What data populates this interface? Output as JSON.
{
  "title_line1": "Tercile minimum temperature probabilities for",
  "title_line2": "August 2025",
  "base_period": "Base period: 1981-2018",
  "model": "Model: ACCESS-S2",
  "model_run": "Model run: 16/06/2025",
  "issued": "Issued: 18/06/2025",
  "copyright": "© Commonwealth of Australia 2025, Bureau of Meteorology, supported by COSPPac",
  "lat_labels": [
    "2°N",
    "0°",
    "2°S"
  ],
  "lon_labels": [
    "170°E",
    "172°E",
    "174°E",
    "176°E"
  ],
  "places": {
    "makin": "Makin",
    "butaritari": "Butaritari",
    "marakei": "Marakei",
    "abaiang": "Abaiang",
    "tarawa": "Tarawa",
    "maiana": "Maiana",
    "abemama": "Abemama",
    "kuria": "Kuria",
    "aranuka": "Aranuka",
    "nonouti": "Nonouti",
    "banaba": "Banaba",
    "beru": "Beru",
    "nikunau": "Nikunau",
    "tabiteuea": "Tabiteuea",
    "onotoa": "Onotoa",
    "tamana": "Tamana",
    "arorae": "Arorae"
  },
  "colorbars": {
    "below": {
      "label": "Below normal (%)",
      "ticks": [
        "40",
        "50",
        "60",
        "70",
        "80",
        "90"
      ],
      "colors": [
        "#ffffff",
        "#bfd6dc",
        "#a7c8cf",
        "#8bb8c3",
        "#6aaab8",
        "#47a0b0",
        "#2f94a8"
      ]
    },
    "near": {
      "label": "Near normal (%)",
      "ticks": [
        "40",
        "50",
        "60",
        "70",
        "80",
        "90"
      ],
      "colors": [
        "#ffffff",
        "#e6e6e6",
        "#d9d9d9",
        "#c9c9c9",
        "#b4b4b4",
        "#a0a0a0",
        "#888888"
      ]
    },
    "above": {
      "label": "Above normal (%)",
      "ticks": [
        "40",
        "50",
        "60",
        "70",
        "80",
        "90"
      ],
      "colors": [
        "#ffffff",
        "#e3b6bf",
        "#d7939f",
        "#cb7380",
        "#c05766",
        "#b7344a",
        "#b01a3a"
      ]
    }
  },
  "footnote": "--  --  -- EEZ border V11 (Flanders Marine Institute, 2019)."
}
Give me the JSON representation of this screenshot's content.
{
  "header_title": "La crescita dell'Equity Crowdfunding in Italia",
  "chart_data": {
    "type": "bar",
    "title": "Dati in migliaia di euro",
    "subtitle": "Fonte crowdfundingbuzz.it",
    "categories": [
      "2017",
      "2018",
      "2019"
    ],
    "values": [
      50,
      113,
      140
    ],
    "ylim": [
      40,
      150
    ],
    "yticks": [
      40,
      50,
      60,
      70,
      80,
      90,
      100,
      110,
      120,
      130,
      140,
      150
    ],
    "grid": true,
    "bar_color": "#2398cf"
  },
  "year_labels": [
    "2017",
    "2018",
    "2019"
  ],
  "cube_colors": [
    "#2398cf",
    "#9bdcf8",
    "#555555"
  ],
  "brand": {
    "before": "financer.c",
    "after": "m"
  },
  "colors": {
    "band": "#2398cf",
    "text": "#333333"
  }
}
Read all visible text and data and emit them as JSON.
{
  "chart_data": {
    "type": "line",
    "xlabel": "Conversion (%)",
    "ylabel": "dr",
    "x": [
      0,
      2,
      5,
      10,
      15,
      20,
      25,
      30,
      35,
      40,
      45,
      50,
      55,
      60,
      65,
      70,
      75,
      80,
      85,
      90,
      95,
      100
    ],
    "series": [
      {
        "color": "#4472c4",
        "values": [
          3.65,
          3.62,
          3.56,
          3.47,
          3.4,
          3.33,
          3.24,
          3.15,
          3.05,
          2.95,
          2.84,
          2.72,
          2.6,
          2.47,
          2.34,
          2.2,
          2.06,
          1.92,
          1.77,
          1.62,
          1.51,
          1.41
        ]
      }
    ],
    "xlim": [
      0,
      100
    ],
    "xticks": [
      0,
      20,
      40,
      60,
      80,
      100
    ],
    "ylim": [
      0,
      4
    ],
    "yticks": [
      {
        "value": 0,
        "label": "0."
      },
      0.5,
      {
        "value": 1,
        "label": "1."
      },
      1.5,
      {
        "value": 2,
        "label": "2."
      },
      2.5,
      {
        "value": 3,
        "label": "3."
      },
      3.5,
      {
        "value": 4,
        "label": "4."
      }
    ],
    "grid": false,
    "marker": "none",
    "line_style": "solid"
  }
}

++++++++

> EXERCISE DETAILS
Count how many lines hold the string "JSON" and give that number alone.

> THE COMPLETED TASK
3